## [INSTRUCTION]
Look through the records below, and copy out every line that holds the string "values".

____________

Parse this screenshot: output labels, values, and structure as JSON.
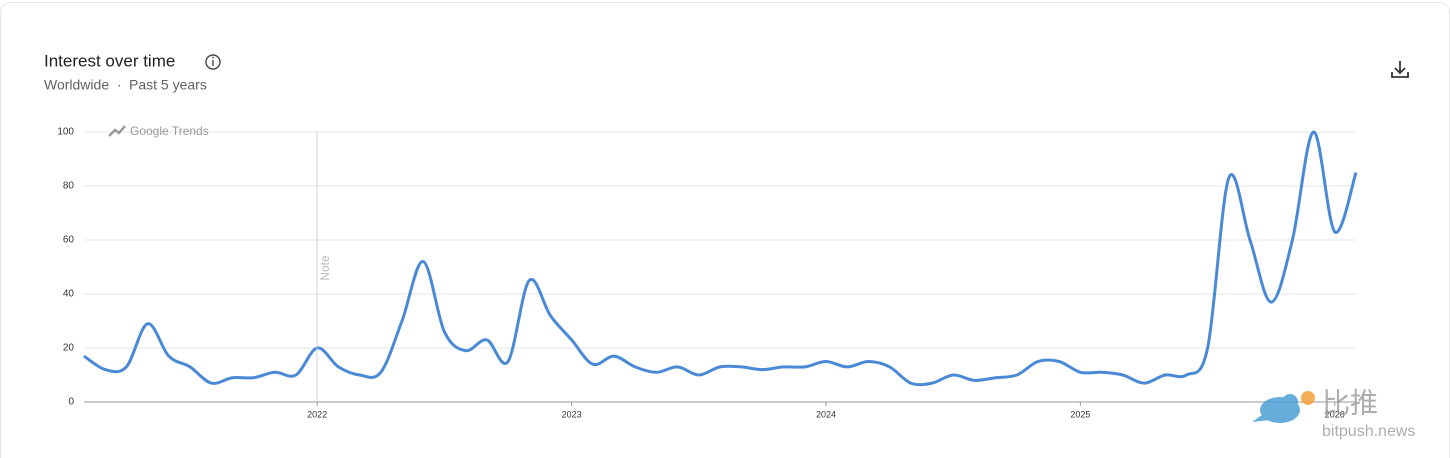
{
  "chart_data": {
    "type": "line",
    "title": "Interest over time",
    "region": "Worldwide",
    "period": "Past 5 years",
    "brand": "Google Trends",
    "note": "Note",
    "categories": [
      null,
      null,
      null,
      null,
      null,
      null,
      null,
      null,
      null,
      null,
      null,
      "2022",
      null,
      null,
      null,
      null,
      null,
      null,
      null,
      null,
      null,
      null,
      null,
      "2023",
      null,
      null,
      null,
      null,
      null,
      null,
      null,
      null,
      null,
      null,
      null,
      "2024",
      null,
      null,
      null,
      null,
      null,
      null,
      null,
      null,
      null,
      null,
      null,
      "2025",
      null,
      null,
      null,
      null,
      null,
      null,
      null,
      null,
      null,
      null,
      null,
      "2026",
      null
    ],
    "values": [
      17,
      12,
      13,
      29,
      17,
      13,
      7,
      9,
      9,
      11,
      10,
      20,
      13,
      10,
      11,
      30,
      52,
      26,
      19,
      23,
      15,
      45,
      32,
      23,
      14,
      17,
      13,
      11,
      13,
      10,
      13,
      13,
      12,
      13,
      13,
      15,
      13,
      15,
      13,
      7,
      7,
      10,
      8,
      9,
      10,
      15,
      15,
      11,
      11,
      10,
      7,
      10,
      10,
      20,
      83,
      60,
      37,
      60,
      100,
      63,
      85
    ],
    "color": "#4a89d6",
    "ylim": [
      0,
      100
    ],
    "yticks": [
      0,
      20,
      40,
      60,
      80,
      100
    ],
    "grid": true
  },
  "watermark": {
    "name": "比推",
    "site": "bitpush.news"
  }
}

____________

## [EXERCISE SOLUTION]
Parse this screenshot: output labels, values, and structure as JSON.
    "values": [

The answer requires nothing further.